— Short exercise —
Go through the listing and pick out each line with the word "Size" in it.

— Supplied material —
□ □ □ □ □

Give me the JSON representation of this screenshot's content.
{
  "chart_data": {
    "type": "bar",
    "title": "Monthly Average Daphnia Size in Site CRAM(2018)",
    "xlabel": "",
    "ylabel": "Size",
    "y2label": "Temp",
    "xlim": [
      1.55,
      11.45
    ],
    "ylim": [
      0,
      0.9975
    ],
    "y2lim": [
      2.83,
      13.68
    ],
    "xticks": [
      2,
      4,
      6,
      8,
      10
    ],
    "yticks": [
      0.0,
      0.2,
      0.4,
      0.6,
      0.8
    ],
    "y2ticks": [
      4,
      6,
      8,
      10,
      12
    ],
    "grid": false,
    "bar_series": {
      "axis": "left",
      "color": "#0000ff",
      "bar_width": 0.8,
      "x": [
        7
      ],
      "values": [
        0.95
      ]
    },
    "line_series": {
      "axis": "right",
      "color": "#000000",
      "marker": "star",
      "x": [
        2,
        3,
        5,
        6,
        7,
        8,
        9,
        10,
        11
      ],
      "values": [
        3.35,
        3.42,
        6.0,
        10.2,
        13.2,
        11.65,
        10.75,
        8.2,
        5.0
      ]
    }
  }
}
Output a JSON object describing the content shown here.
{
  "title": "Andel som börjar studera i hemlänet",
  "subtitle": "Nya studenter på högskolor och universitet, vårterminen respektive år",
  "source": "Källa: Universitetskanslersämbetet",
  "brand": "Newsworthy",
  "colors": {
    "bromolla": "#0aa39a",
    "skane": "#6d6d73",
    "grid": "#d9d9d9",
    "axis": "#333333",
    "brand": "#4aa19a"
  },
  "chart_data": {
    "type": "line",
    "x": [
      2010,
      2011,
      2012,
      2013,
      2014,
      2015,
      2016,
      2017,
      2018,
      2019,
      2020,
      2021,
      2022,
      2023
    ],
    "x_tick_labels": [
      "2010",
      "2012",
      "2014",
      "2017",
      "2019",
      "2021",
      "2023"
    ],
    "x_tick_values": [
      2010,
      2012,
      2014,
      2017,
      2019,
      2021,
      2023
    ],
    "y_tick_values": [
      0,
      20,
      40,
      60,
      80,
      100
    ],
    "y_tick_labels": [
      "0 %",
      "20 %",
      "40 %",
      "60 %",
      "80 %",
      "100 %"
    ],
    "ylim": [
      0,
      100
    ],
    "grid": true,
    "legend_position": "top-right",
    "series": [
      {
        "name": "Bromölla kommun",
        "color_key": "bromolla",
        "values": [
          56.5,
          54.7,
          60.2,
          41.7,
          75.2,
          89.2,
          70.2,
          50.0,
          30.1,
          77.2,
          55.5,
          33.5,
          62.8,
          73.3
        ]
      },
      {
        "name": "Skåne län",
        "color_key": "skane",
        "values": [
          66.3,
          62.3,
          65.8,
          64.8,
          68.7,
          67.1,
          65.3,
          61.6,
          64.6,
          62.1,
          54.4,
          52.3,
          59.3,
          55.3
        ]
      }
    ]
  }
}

□ □ □ □ □

— Solution —
    "title": "Monthly Average Daphnia Size in Site CRAM(2018)",
    "ylabel": "Size",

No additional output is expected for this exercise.